■ Instructions for the task:
What is the number of lines in the data that hold the string "словно"? Reply with that number only.

A run of records:
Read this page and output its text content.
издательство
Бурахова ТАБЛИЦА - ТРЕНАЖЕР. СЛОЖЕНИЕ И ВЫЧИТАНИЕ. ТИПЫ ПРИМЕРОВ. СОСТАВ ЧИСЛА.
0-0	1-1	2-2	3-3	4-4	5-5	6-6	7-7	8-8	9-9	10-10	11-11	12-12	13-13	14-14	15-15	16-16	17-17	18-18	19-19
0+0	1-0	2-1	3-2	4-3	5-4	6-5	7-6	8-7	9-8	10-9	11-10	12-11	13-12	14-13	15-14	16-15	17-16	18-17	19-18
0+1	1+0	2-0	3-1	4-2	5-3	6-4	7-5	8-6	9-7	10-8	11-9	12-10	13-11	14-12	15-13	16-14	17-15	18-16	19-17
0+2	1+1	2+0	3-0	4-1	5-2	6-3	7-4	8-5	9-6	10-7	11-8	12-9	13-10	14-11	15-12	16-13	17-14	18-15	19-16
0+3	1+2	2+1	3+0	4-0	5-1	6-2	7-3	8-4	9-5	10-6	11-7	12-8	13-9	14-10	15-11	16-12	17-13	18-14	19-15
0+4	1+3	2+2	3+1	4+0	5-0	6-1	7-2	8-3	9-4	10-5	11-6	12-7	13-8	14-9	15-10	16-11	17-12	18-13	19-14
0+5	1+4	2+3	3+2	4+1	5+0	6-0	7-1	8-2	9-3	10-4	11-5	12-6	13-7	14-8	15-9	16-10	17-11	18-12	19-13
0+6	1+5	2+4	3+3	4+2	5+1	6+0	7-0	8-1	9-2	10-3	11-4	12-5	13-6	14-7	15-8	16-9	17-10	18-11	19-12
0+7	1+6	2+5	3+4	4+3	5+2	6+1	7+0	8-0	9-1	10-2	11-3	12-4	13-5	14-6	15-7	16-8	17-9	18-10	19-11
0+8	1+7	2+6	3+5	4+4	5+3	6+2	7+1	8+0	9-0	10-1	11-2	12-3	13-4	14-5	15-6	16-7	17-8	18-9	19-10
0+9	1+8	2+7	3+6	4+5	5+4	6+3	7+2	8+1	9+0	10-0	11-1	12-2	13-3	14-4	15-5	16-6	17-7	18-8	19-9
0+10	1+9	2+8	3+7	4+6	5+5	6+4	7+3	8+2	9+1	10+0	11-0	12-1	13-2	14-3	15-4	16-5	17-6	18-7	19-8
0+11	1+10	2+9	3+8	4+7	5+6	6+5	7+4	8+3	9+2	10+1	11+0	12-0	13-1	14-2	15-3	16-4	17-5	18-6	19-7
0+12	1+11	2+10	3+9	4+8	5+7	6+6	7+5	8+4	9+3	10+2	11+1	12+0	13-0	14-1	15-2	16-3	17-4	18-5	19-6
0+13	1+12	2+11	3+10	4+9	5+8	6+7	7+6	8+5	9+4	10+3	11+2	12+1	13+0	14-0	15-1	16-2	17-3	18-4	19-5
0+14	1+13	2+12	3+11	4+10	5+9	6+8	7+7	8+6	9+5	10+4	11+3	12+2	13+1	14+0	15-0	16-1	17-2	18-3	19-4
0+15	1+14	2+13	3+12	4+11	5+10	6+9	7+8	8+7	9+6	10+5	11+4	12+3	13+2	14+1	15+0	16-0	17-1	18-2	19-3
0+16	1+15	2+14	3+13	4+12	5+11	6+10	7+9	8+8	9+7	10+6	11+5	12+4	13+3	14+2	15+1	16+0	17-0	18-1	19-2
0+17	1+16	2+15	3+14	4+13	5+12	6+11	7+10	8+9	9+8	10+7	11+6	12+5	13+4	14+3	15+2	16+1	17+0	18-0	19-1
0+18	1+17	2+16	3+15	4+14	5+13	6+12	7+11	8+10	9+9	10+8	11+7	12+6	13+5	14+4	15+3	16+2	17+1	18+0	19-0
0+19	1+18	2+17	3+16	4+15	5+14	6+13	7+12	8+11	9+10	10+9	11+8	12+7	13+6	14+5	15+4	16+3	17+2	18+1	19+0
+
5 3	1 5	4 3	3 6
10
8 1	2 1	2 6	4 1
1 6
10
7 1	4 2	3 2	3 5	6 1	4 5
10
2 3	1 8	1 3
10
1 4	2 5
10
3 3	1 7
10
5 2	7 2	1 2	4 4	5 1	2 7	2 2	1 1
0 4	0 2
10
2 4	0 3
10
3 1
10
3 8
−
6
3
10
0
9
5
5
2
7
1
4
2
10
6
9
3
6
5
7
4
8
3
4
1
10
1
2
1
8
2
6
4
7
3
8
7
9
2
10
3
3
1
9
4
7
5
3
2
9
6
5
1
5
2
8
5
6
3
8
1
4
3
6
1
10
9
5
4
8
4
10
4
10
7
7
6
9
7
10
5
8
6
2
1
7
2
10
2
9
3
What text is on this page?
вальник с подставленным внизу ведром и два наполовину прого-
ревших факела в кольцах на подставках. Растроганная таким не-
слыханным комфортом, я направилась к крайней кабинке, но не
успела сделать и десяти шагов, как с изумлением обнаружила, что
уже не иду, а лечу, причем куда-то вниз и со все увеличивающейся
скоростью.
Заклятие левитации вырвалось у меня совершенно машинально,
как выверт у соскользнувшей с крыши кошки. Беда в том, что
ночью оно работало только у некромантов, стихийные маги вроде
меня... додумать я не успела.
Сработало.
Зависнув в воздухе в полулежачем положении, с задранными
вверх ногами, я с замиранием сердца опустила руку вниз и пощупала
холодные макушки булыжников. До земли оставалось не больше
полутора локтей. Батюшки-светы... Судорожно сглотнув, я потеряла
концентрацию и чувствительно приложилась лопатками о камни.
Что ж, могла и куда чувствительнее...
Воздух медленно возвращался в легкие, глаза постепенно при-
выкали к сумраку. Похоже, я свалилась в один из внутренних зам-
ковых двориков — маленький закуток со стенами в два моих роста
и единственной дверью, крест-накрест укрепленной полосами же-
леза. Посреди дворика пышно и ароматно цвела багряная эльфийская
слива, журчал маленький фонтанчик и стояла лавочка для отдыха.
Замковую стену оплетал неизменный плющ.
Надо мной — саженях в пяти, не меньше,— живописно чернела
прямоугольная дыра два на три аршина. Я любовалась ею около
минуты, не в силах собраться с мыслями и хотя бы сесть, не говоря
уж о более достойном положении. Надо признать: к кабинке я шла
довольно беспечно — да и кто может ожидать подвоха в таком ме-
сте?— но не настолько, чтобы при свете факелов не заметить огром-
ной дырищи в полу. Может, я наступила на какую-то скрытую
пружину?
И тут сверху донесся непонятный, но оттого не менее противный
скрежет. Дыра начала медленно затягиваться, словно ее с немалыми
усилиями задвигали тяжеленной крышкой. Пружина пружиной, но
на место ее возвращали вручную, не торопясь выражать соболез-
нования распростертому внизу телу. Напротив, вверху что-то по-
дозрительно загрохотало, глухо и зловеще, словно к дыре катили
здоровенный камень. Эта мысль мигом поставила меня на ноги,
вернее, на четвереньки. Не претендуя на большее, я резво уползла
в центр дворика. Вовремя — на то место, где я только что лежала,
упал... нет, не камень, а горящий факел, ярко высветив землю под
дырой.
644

■ Full solution:
2